*TASK PROMPT:*
All entries below are to be set down again, identical to the source.

## START RECORDS SHOWN

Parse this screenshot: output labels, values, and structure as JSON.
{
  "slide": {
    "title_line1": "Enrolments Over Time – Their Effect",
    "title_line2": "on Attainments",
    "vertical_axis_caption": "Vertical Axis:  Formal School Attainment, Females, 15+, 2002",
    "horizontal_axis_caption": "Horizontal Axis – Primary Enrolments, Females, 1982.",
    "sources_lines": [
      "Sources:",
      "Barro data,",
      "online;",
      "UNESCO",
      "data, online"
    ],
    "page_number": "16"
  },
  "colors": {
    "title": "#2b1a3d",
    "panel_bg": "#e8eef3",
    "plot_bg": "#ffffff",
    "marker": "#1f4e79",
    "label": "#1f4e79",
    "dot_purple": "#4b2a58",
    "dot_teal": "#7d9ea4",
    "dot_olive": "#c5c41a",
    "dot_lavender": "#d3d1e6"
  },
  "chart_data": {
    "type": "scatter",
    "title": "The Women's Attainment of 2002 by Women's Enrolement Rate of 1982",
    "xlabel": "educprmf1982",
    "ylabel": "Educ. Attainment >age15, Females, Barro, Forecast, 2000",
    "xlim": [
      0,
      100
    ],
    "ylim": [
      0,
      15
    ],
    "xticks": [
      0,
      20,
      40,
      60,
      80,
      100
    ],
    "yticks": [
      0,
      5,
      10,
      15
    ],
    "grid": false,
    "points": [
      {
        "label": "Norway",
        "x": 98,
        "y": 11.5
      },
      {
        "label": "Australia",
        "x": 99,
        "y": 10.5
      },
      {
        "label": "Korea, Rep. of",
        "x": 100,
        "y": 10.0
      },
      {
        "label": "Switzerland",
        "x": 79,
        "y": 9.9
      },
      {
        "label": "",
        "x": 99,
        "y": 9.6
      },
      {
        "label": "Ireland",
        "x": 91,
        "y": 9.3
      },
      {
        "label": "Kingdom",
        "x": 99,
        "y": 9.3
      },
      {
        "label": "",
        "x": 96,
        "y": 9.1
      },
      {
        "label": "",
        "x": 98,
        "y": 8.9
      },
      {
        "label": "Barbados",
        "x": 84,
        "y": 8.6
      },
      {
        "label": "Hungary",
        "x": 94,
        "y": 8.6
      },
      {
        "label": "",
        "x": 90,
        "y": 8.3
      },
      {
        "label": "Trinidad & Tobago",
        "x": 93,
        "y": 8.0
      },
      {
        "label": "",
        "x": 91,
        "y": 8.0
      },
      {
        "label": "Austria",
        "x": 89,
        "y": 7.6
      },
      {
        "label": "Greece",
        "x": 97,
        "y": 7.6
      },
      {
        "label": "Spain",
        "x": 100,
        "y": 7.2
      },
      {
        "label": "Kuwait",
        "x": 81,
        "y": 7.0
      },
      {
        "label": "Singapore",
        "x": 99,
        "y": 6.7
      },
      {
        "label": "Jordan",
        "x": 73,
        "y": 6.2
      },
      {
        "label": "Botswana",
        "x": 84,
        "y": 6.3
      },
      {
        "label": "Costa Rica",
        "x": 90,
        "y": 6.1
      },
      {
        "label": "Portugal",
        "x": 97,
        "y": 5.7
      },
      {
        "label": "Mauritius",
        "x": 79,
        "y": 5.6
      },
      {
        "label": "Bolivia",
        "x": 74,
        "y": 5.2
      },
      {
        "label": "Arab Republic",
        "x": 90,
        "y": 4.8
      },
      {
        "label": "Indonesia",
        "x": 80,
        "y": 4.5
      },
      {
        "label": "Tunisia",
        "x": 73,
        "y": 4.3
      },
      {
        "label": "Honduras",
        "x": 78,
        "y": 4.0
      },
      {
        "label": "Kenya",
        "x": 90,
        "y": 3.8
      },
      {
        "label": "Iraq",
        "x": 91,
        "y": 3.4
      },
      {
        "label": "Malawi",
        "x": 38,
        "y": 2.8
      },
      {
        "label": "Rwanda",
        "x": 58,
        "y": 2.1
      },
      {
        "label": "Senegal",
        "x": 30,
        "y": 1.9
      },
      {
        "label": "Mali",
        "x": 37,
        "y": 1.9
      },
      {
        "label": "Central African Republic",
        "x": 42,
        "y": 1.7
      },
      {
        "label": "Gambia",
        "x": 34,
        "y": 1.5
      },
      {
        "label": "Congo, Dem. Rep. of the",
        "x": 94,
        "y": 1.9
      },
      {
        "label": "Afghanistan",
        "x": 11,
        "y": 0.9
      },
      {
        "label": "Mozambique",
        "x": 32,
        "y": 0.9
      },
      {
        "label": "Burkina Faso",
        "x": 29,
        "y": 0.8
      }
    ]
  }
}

## END RECORDS SHOWN

*CORRECT RESPONSE:*
Parse this screenshot: output labels, values, and structure as JSON.
{
  "slide": {
    "title_line1": "Enrolments Over Time – Their Effect",
    "title_line2": "on Attainments",
    "vertical_axis_caption": "Vertical Axis:  Formal School Attainment, Females, 15+, 2002",
    "horizontal_axis_caption": "Horizontal Axis – Primary Enrolments, Females, 1982.",
    "sources_lines": [
      "Sources:",
      "Barro data,",
      "online;",
      "UNESCO",
      "data, online"
    ],
    "page_number": "16"
  },
  "colors": {
    "title": "#2b1a3d",
    "panel_bg": "#e8eef3",
    "plot_bg": "#ffffff",
    "marker": "#1f4e79",
    "label": "#1f4e79",
    "dot_purple": "#4b2a58",
    "dot_teal": "#7d9ea4",
    "dot_olive": "#c5c41a",
    "dot_lavender": "#d3d1e6"
  },
  "chart_data": {
    "type": "scatter",
    "title": "The Women's Attainment of 2002 by Women's Enrolement Rate of 1982",
    "xlabel": "educprmf1982",
    "ylabel": "Educ. Attainment >age15, Females, Barro, Forecast, 2000",
    "xlim": [
      0,
      100
    ],
    "ylim": [
      0,
      15
    ],
    "xticks": [
      0,
      20,
      40,
      60,
      80,
      100
    ],
    "yticks": [
      0,
      5,
      10,
      15
    ],
    "grid": false,
    "points": [
      {
        "label": "Norway",
        "x": 98,
        "y": 11.5
      },
      {
        "label": "Australia",
        "x": 99,
        "y": 10.5
      },
      {
        "label": "Korea, Rep. of",
        "x": 100,
        "y": 10.0
      },
      {
        "label": "Switzerland",
        "x": 79,
        "y": 9.9
      },
      {
        "label": "",
        "x": 99,
        "y": 9.6
      },
      {
        "label": "Ireland",
        "x": 91,
        "y": 9.3
      },
      {
        "label": "Kingdom",
        "x": 99,
        "y": 9.3
      },
      {
        "label": "",
        "x": 96,
        "y": 9.1
      },
      {
        "label": "",
        "x": 98,
        "y": 8.9
      },
      {
        "label": "Barbados",
        "x": 84,
        "y": 8.6
      },
      {
        "label": "Hungary",
        "x": 94,
        "y": 8.6
      },
      {
        "label": "",
        "x": 90,
        "y": 8.3
      },
      {
        "label": "Trinidad & Tobago",
        "x": 93,
        "y": 8.0
      },
      {
        "label": "",
        "x": 91,
        "y": 8.0
      },
      {
        "label": "Austria",
        "x": 89,
        "y": 7.6
      },
      {
        "label": "Greece",
        "x": 97,
        "y": 7.6
      },
      {
        "label": "Spain",
        "x": 100,
        "y": 7.2
      },
      {
        "label": "Kuwait",
        "x": 81,
        "y": 7.0
      },
      {
        "label": "Singapore",
        "x": 99,
        "y": 6.7
      },
      {
        "label": "Jordan",
        "x": 73,
        "y": 6.2
      },
      {
        "label": "Botswana",
        "x": 84,
        "y": 6.3
      },
      {
        "label": "Costa Rica",
        "x": 90,
        "y": 6.1
      },
      {
        "label": "Portugal",
        "x": 97,
        "y": 5.7
      },
      {
        "label": "Mauritius",
        "x": 79,
        "y": 5.6
      },
      {
        "label": "Bolivia",
        "x": 74,
        "y": 5.2
      },
      {
        "label": "Arab Republic",
        "x": 90,
        "y": 4.8
      },
      {
        "label": "Indonesia",
        "x": 80,
        "y": 4.5
      },
      {
        "label": "Tunisia",
        "x": 73,
        "y": 4.3
      },
      {
        "label": "Honduras",
        "x": 78,
        "y": 4.0
      },
      {
        "label": "Kenya",
        "x": 90,
        "y": 3.8
      },
      {
        "label": "Iraq",
        "x": 91,
        "y": 3.4
      },
      {
        "label": "Malawi",
        "x": 38,
        "y": 2.8
      },
      {
        "label": "Rwanda",
        "x": 58,
        "y": 2.1
      },
      {
        "label": "Senegal",
        "x": 30,
        "y": 1.9
      },
      {
        "label": "Mali",
        "x": 37,
        "y": 1.9
      },
      {
        "label": "Central African Republic",
        "x": 42,
        "y": 1.7
      },
      {
        "label": "Gambia",
        "x": 34,
        "y": 1.5
      },
      {
        "label": "Congo, Dem. Rep. of the",
        "x": 94,
        "y": 1.9
      },
      {
        "label": "Afghanistan",
        "x": 11,
        "y": 0.9
      },
      {
        "label": "Mozambique",
        "x": 32,
        "y": 0.9
      },
      {
        "label": "Burkina Faso",
        "x": 29,
        "y": 0.8
      }
    ]
  }
}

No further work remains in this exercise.